WHAT YOU NEED TO DO — Copy out the records precisely, omitting pictures.

----

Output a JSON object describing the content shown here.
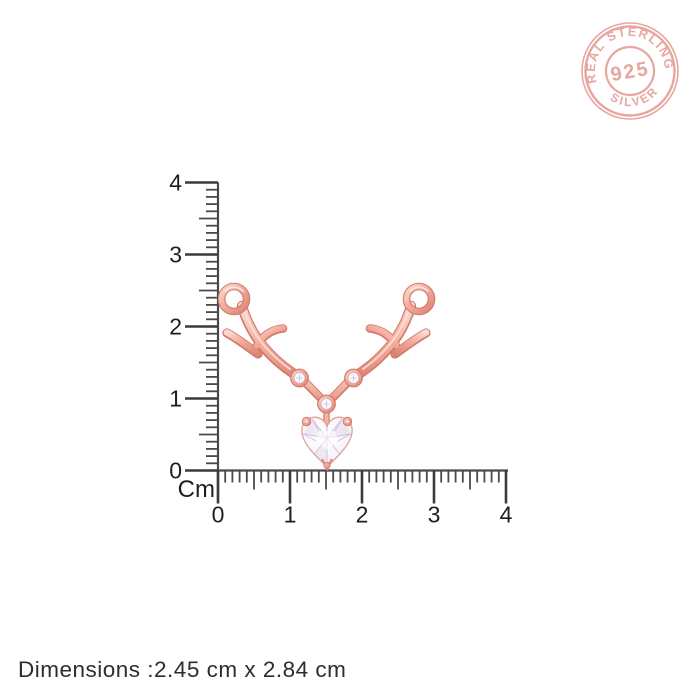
{
  "stamp": {
    "arc_top_text": "REAL STERLING",
    "center_text": "925",
    "arc_bottom_text": "SILVER",
    "color": "#e2948a"
  },
  "ruler": {
    "unit_label": "Cm",
    "vertical_tick_labels": [
      "0",
      "1",
      "2",
      "3",
      "4"
    ],
    "horizontal_tick_labels": [
      "0",
      "1",
      "2",
      "3",
      "4"
    ],
    "line_color": "#4a4a4a",
    "major_tick_color": "#3a3a3a",
    "label_color": "#1e1e1e"
  },
  "pendant": {
    "description": "rose gold deer antler pendant with heart-cut clear stone, three round bezel accent stones and two hanging loops",
    "metal_color": "#f3ab9d",
    "metal_dark_color": "#d3796a",
    "metal_light_color": "#fbd9d0",
    "stone_color": "#f8f4fa",
    "facet_color": "#c3b2d6",
    "accent_stone_count": 3
  },
  "footer": {
    "dimensions_text": "Dimensions :2.45 cm x 2.84 cm"
  }
}
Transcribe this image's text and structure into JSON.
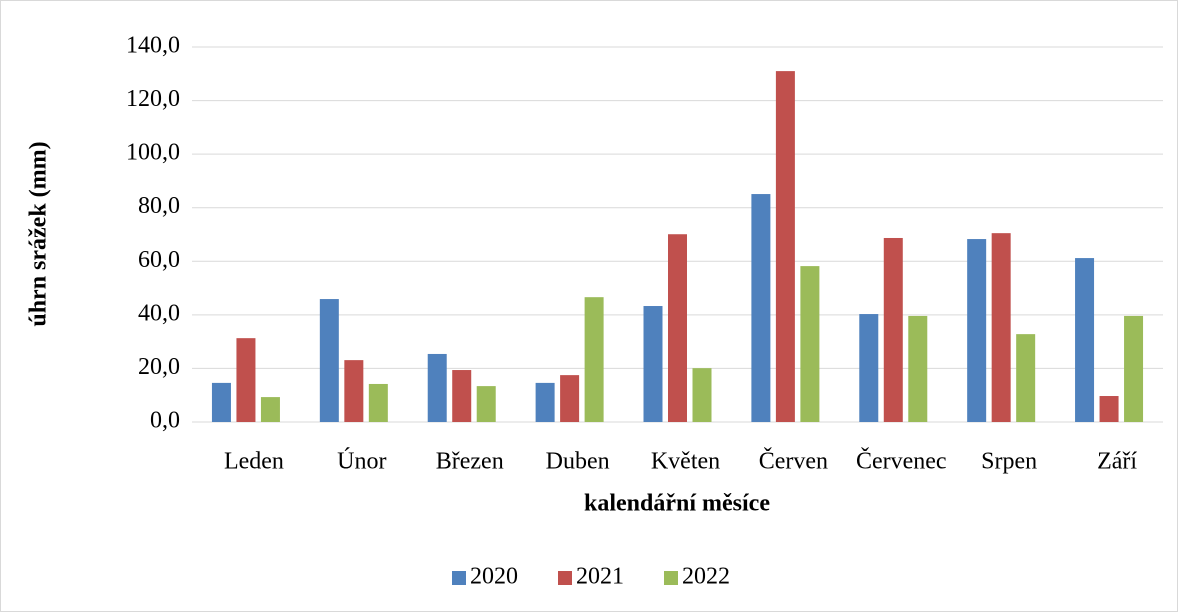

----

TASK SOLUTION —
Output a JSON object describing the content shown here.
{
  "stamp": {
    "arc_top_text": "REAL STERLING",
    "center_text": "925",
    "arc_bottom_text": "SILVER",
    "color": "#e2948a"
  },
  "ruler": {
    "unit_label": "Cm",
    "vertical_tick_labels": [
      "0",
      "1",
      "2",
      "3",
      "4"
    ],
    "horizontal_tick_labels": [
      "0",
      "1",
      "2",
      "3",
      "4"
    ],
    "line_color": "#4a4a4a",
    "major_tick_color": "#3a3a3a",
    "label_color": "#1e1e1e"
  },
  "pendant": {
    "description": "rose gold deer antler pendant with heart-cut clear stone, three round bezel accent stones and two hanging loops",
    "metal_color": "#f3ab9d",
    "metal_dark_color": "#d3796a",
    "metal_light_color": "#fbd9d0",
    "stone_color": "#f8f4fa",
    "facet_color": "#c3b2d6",
    "accent_stone_count": 3
  },
  "footer": {
    "dimensions_text": "Dimensions :2.45 cm x 2.84 cm"
  }
}
Transcribe this image's text and structure into JSON.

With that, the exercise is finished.